ROWS start
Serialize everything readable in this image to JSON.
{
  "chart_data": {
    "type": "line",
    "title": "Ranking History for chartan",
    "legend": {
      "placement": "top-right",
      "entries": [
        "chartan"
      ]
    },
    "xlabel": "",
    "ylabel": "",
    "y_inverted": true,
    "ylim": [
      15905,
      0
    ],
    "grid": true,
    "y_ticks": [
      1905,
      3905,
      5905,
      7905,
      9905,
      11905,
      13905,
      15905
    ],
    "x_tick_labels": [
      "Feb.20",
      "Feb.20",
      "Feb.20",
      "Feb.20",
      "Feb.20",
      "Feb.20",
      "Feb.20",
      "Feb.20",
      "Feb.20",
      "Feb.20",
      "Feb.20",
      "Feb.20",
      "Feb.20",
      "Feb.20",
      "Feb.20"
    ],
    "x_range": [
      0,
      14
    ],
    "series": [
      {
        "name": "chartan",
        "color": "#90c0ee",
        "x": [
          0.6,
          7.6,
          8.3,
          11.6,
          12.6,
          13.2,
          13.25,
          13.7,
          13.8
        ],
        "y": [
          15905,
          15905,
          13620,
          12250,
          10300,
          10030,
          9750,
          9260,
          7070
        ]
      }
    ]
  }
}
ROWS end
• _DIRECTIVE_:
Write out all of the records once more, exactly.

• _CORRECT OUTPUT_:
Serialize everything readable in this image to JSON.
{
  "chart_data": {
    "type": "line",
    "title": "Ranking History for chartan",
    "legend": {
      "placement": "top-right",
      "entries": [
        "chartan"
      ]
    },
    "xlabel": "",
    "ylabel": "",
    "y_inverted": true,
    "ylim": [
      15905,
      0
    ],
    "grid": true,
    "y_ticks": [
      1905,
      3905,
      5905,
      7905,
      9905,
      11905,
      13905,
      15905
    ],
    "x_tick_labels": [
      "Feb.20",
      "Feb.20",
      "Feb.20",
      "Feb.20",
      "Feb.20",
      "Feb.20",
      "Feb.20",
      "Feb.20",
      "Feb.20",
      "Feb.20",
      "Feb.20",
      "Feb.20",
      "Feb.20",
      "Feb.20",
      "Feb.20"
    ],
    "x_range": [
      0,
      14
    ],
    "series": [
      {
        "name": "chartan",
        "color": "#90c0ee",
        "x": [
          0.6,
          7.6,
          8.3,
          11.6,
          12.6,
          13.2,
          13.25,
          13.7,
          13.8
        ],
        "y": [
          15905,
          15905,
          13620,
          12250,
          10300,
          10030,
          9750,
          9260,
          7070
        ]
      }
    ]
  }
}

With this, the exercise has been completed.